*To do:* Repeat the records word for word, excluding any picture.

*Supplied entries:*
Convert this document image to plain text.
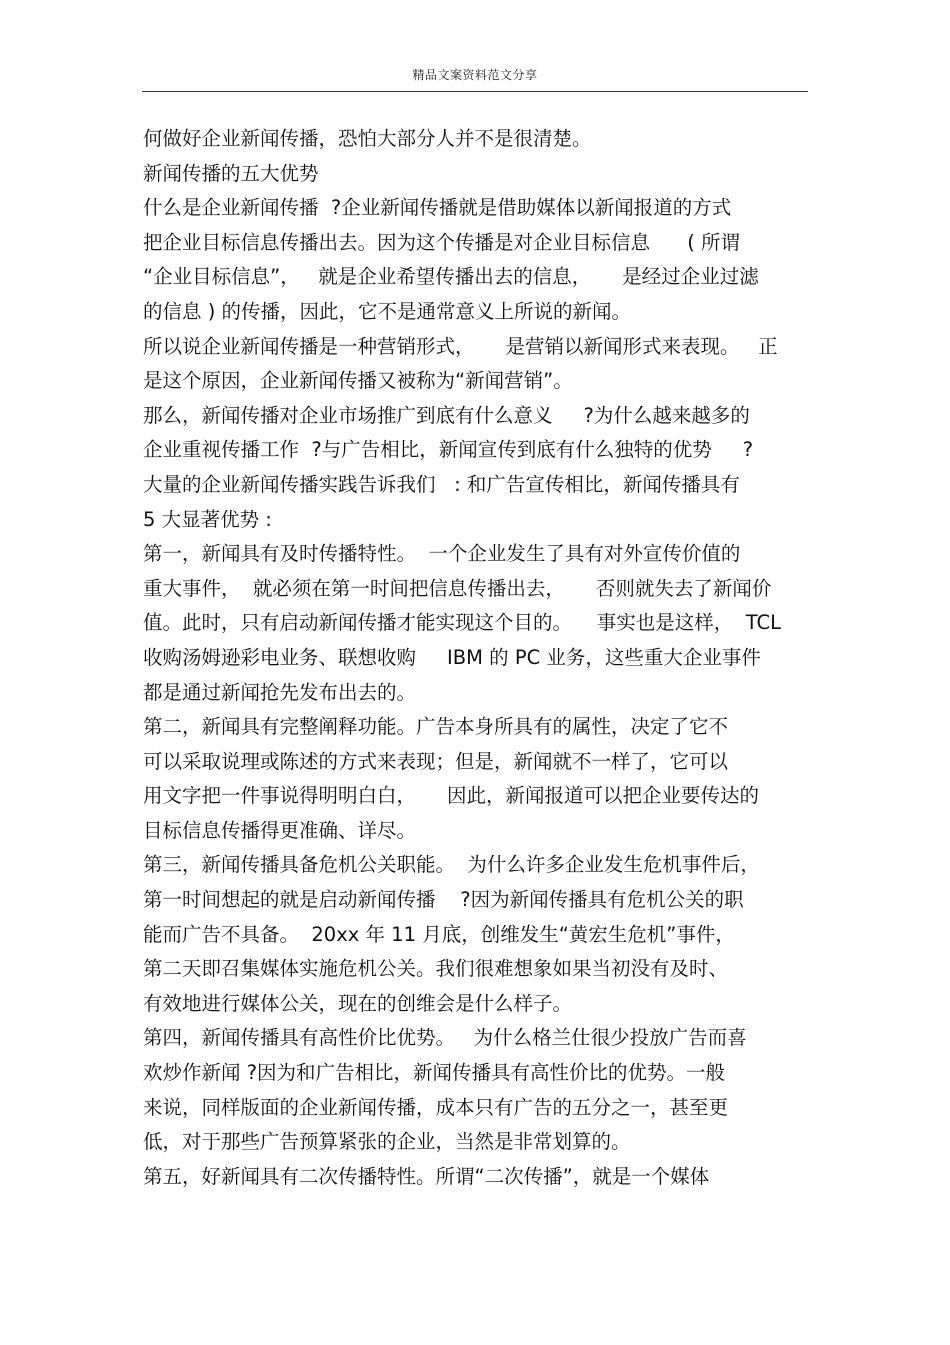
精品文案资料范文分享
何做好企业新闻传播，恐怕大部分人并不是很清楚。
新闻传播的五大优势
什么是企业新闻传播  ?企业新闻传播就是借助媒体以新闻报道的方式
把企业目标信息传播出去。因为这个传播是对企业目标信息      ( 所谓
“企业目标信息”，   就是企业希望传播出去的信息，     是经过企业过滤
的信息 ) 的传播，因此，它不是通常意义上所说的新闻。
所以说企业新闻传播是一种营销形式，     是营销以新闻形式来表现。   正
是这个原因，企业新闻传播又被称为“新闻营销”。
那么，新闻传播对企业市场推广到底有什么意义     ?为什么越来越多的
企业重视传播工作  ?与广告相比，新闻宣传到底有什么独特的优势     ?
大量的企业新闻传播实践告诉我们   : 和广告宣传相比，新闻传播具有
5 大显著优势 :
第一，新闻具有及时传播特性。  一个企业发生了具有对外宣传价值的
重大事件，  就必须在第一时间把信息传播出去，     否则就失去了新闻价
值。此时，只有启动新闻传播才能实现这个目的。    事实也是这样，  TCL
收购汤姆逊彩电业务、联想收购     IBM 的 PC 业务，这些重大企业事件
都是通过新闻抢先发布出去的。
第二，新闻具有完整阐释功能。广告本身所具有的属性，决定了它不
可以采取说理或陈述的方式来表现；但是，新闻就不一样了，它可以
用文字把一件事说得明明白白，     因此，新闻报道可以把企业要传达的
目标信息传播得更准确、详尽。
第三，新闻传播具备危机公关职能。  为什么许多企业发生危机事件后，
第一时间想起的就是启动新闻传播    ?因为新闻传播具有危机公关的职
能而广告不具备。  20xx 年 11 月底，创维发生“黄宏生危机”事件，
第二天即召集媒体实施危机公关。我们很难想象如果当初没有及时、
有效地进行媒体公关，现在的创维会是什么样子。
第四，新闻传播具有高性价比优势。   为什么格兰仕很少投放广告而喜
欢炒作新闻 ?因为和广告相比，新闻传播具有高性价比的优势。一般
来说，同样版面的企业新闻传播，成本只有广告的五分之一，甚至更
低，对于那些广告预算紧张的企业，当然是非常划算的。
第五，好新闻具有二次传播特性。所谓“二次传播”，就是一个媒体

*Final result:*
Convert this document image to plain text.
精品文案资料范文分享
何做好企业新闻传播，恐怕大部分人并不是很清楚。
新闻传播的五大优势
什么是企业新闻传播  ?企业新闻传播就是借助媒体以新闻报道的方式
把企业目标信息传播出去。因为这个传播是对企业目标信息      ( 所谓
“企业目标信息”，   就是企业希望传播出去的信息，     是经过企业过滤
的信息 ) 的传播，因此，它不是通常意义上所说的新闻。
所以说企业新闻传播是一种营销形式，     是营销以新闻形式来表现。   正
是这个原因，企业新闻传播又被称为“新闻营销”。
那么，新闻传播对企业市场推广到底有什么意义     ?为什么越来越多的
企业重视传播工作  ?与广告相比，新闻宣传到底有什么独特的优势     ?
大量的企业新闻传播实践告诉我们   : 和广告宣传相比，新闻传播具有
5 大显著优势 :
第一，新闻具有及时传播特性。  一个企业发生了具有对外宣传价值的
重大事件，  就必须在第一时间把信息传播出去，     否则就失去了新闻价
值。此时，只有启动新闻传播才能实现这个目的。    事实也是这样，  TCL
收购汤姆逊彩电业务、联想收购     IBM 的 PC 业务，这些重大企业事件
都是通过新闻抢先发布出去的。
第二，新闻具有完整阐释功能。广告本身所具有的属性，决定了它不
可以采取说理或陈述的方式来表现；但是，新闻就不一样了，它可以
用文字把一件事说得明明白白，     因此，新闻报道可以把企业要传达的
目标信息传播得更准确、详尽。
第三，新闻传播具备危机公关职能。  为什么许多企业发生危机事件后，
第一时间想起的就是启动新闻传播    ?因为新闻传播具有危机公关的职
能而广告不具备。  20xx 年 11 月底，创维发生“黄宏生危机”事件，
第二天即召集媒体实施危机公关。我们很难想象如果当初没有及时、
有效地进行媒体公关，现在的创维会是什么样子。
第四，新闻传播具有高性价比优势。   为什么格兰仕很少投放广告而喜
欢炒作新闻 ?因为和广告相比，新闻传播具有高性价比的优势。一般
来说，同样版面的企业新闻传播，成本只有广告的五分之一，甚至更
低，对于那些广告预算紧张的企业，当然是非常划算的。
第五，好新闻具有二次传播特性。所谓“二次传播”，就是一个媒体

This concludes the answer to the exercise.